### Source material ###

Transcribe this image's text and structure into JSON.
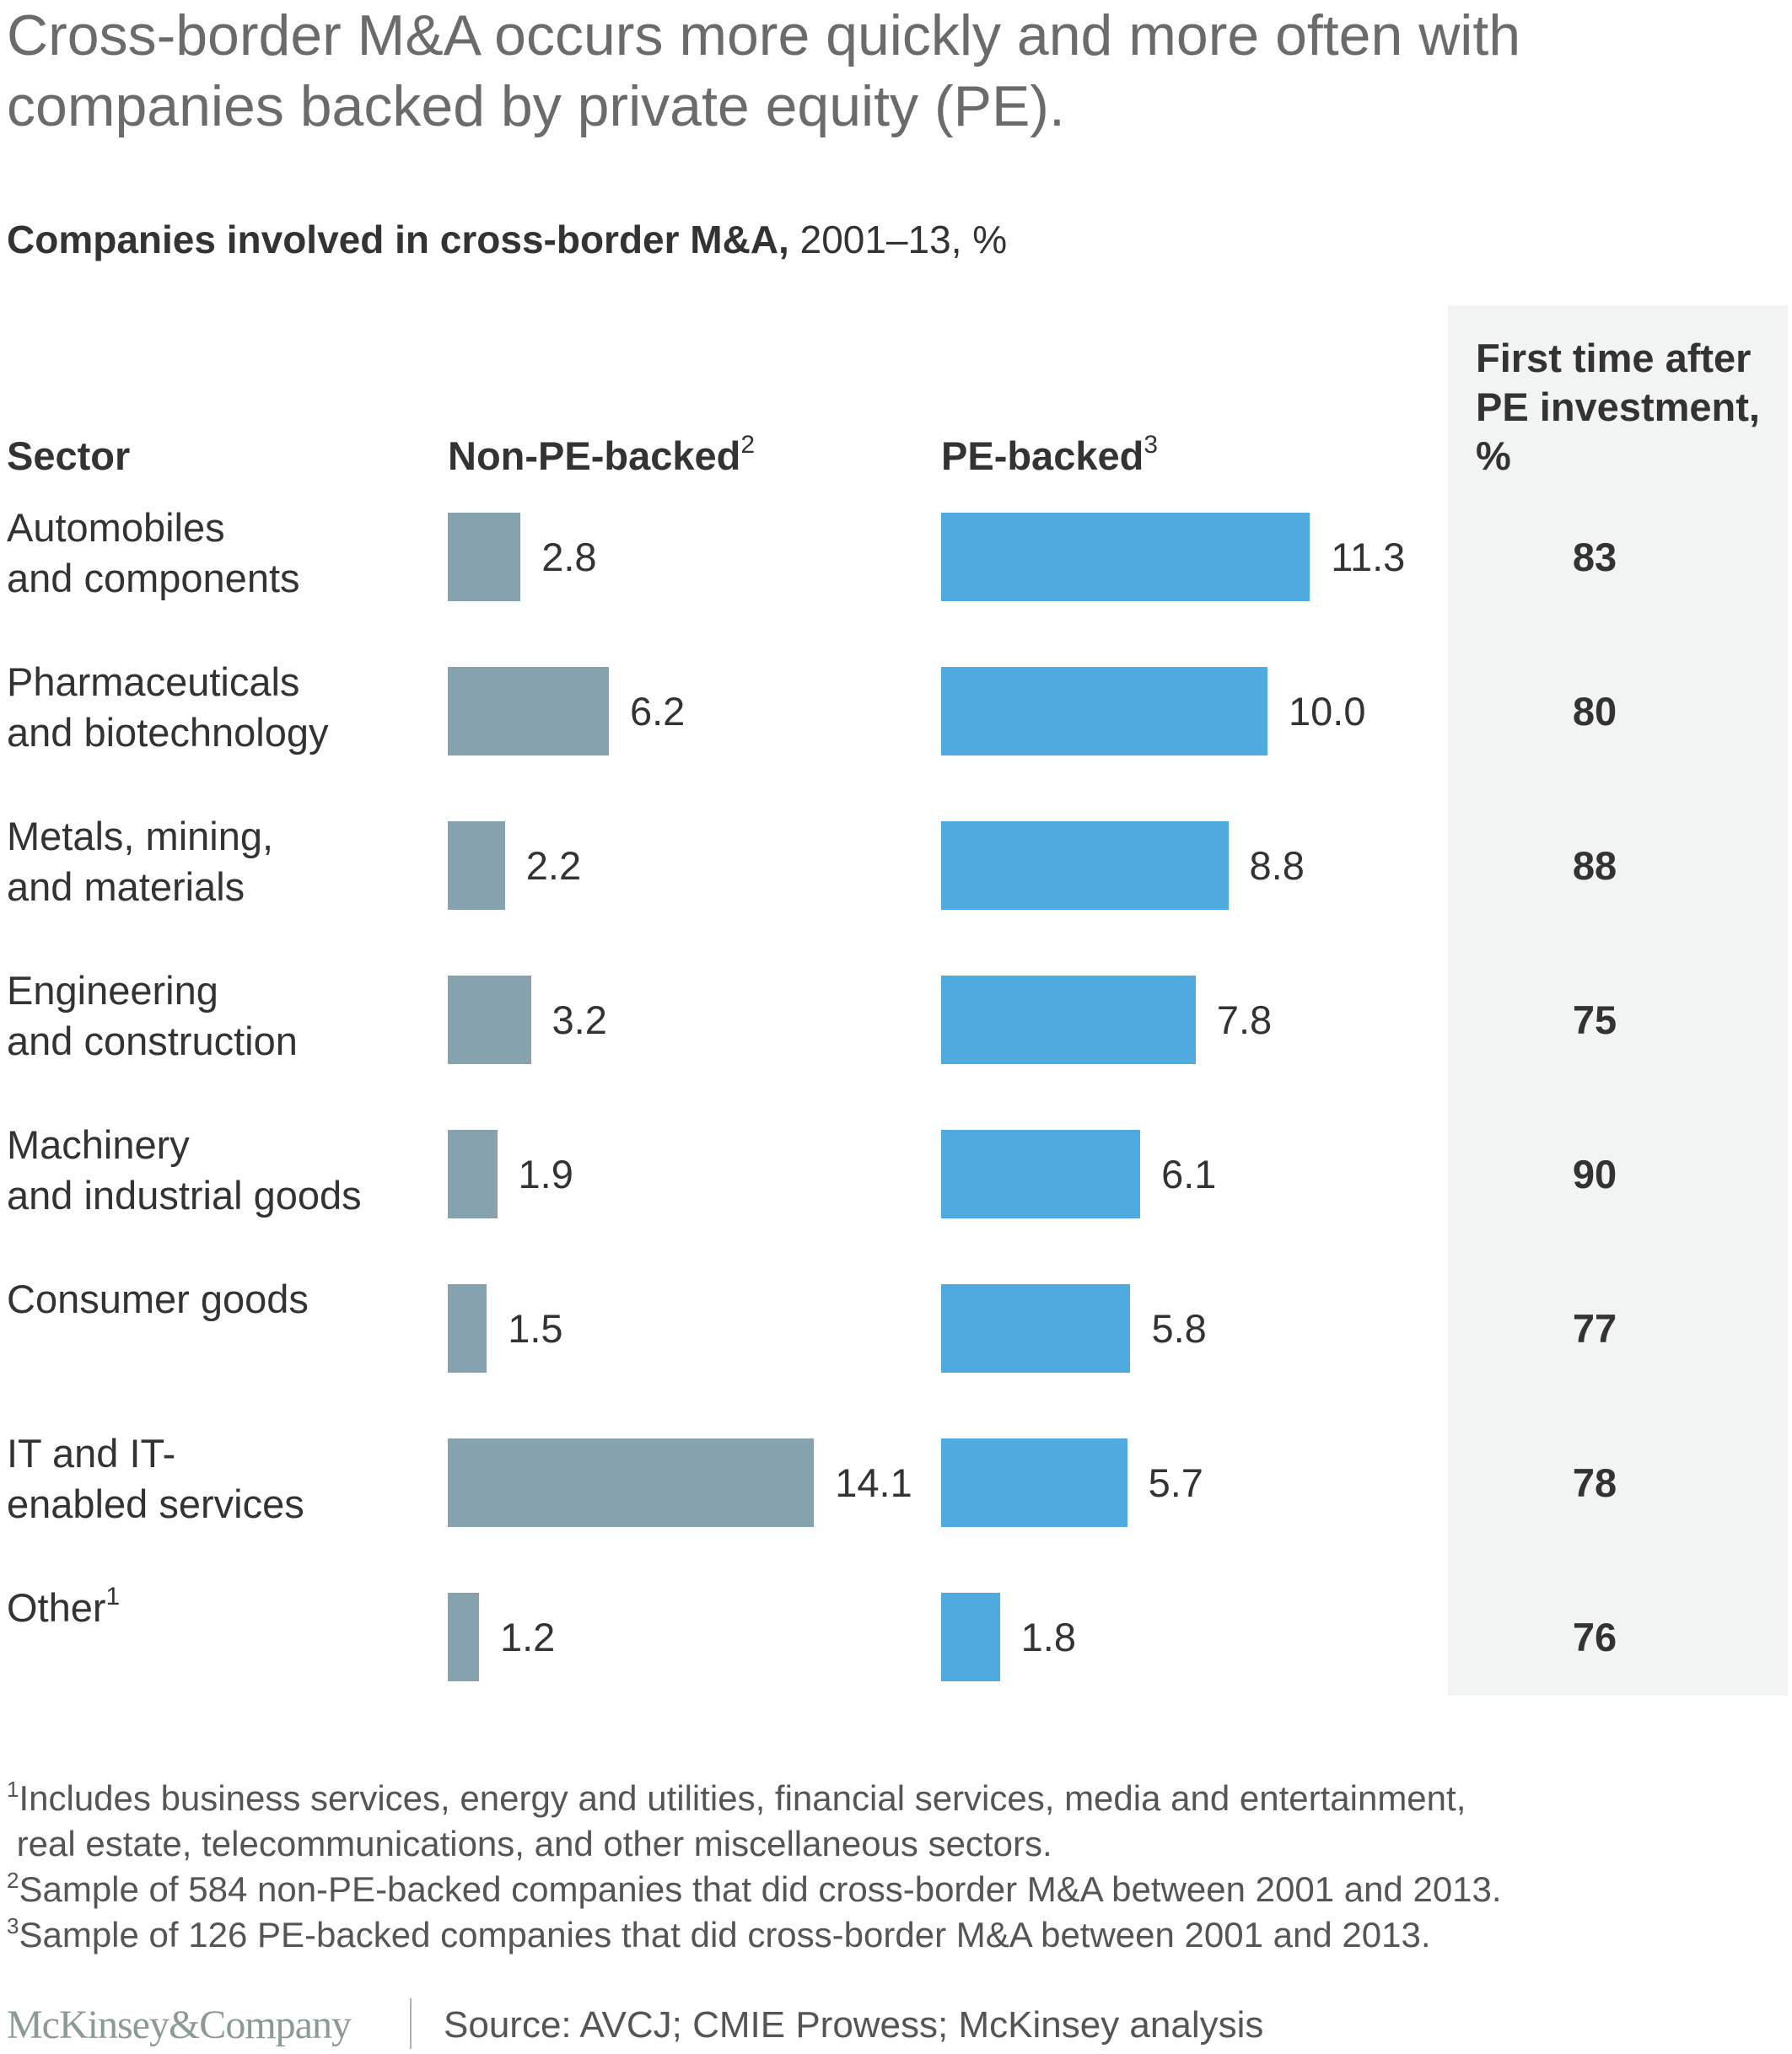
{
  "title_lines": [
    "Cross-border M&A occurs more quickly and more often with",
    "companies backed by private equity (PE)."
  ],
  "subtitle": {
    "bold": "Companies involved in cross-border M&A,",
    "regular": " 2001–13, %"
  },
  "headers": {
    "sector": "Sector",
    "non_pe": "Non-PE-backed",
    "non_pe_note": "2",
    "pe": "PE-backed",
    "pe_note": "3",
    "first_time": "First time after PE investment, %"
  },
  "colors": {
    "non_pe_bar": "#86a2ae",
    "pe_bar": "#4fabdf",
    "panel_bg": "#f2f3f3"
  },
  "chart_data": {
    "type": "bar",
    "orientation": "horizontal",
    "title": "Companies involved in cross-border M&A, 2001–13, %",
    "categories": [
      "Automobiles and components",
      "Pharmaceuticals and biotechnology",
      "Metals, mining, and materials",
      "Engineering and construction",
      "Machinery and industrial goods",
      "Consumer goods",
      "IT and IT-enabled services",
      "Other"
    ],
    "category_display": [
      {
        "lines": [
          "Automobiles",
          "and components"
        ],
        "note": ""
      },
      {
        "lines": [
          "Pharmaceuticals",
          "and biotechnology"
        ],
        "note": ""
      },
      {
        "lines": [
          "Metals, mining,",
          "and materials"
        ],
        "note": ""
      },
      {
        "lines": [
          "Engineering",
          "and construction"
        ],
        "note": ""
      },
      {
        "lines": [
          "Machinery",
          "and industrial goods"
        ],
        "note": ""
      },
      {
        "lines": [
          "Consumer goods"
        ],
        "note": ""
      },
      {
        "lines": [
          "IT and IT-",
          "enabled services"
        ],
        "note": ""
      },
      {
        "lines": [
          "Other"
        ],
        "note": "1"
      }
    ],
    "series": [
      {
        "name": "Non-PE-backed",
        "values": [
          2.8,
          6.2,
          2.2,
          3.2,
          1.9,
          1.5,
          14.1,
          1.2
        ],
        "labels": [
          "2.8",
          "6.2",
          "2.2",
          "3.2",
          "1.9",
          "1.5",
          "14.1",
          "1.2"
        ]
      },
      {
        "name": "PE-backed",
        "values": [
          11.3,
          10.0,
          8.8,
          7.8,
          6.1,
          5.8,
          5.7,
          1.8
        ],
        "labels": [
          "11.3",
          "10.0",
          "8.8",
          "7.8",
          "6.1",
          "5.8",
          "5.7",
          "1.8"
        ]
      }
    ],
    "first_time_after_pe": {
      "name": "First time after PE investment, %",
      "values": [
        83,
        80,
        88,
        75,
        90,
        77,
        78,
        76
      ]
    },
    "xlabel": "",
    "ylabel": "",
    "grid": false
  },
  "footnotes": [
    {
      "mark": "1",
      "lines": [
        "Includes business services, energy and utilities, financial services, media and entertainment,",
        " real estate, telecommunications, and other miscellaneous sectors."
      ]
    },
    {
      "mark": "2",
      "lines": [
        "Sample of 584 non-PE-backed companies that did cross-border M&A between 2001 and 2013."
      ]
    },
    {
      "mark": "3",
      "lines": [
        "Sample of 126 PE-backed companies that did cross-border M&A between 2001 and 2013."
      ]
    }
  ],
  "footer": {
    "logo": "McKinsey&Company",
    "source": "Source: AVCJ; CMIE Prowess; McKinsey analysis"
  }
}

###

▶ Problem requirements:
In the lines above, find each one with "industrial" and list it.

▶ Result of this exercise:
      "Machinery and industrial goods",
          "and industrial goods"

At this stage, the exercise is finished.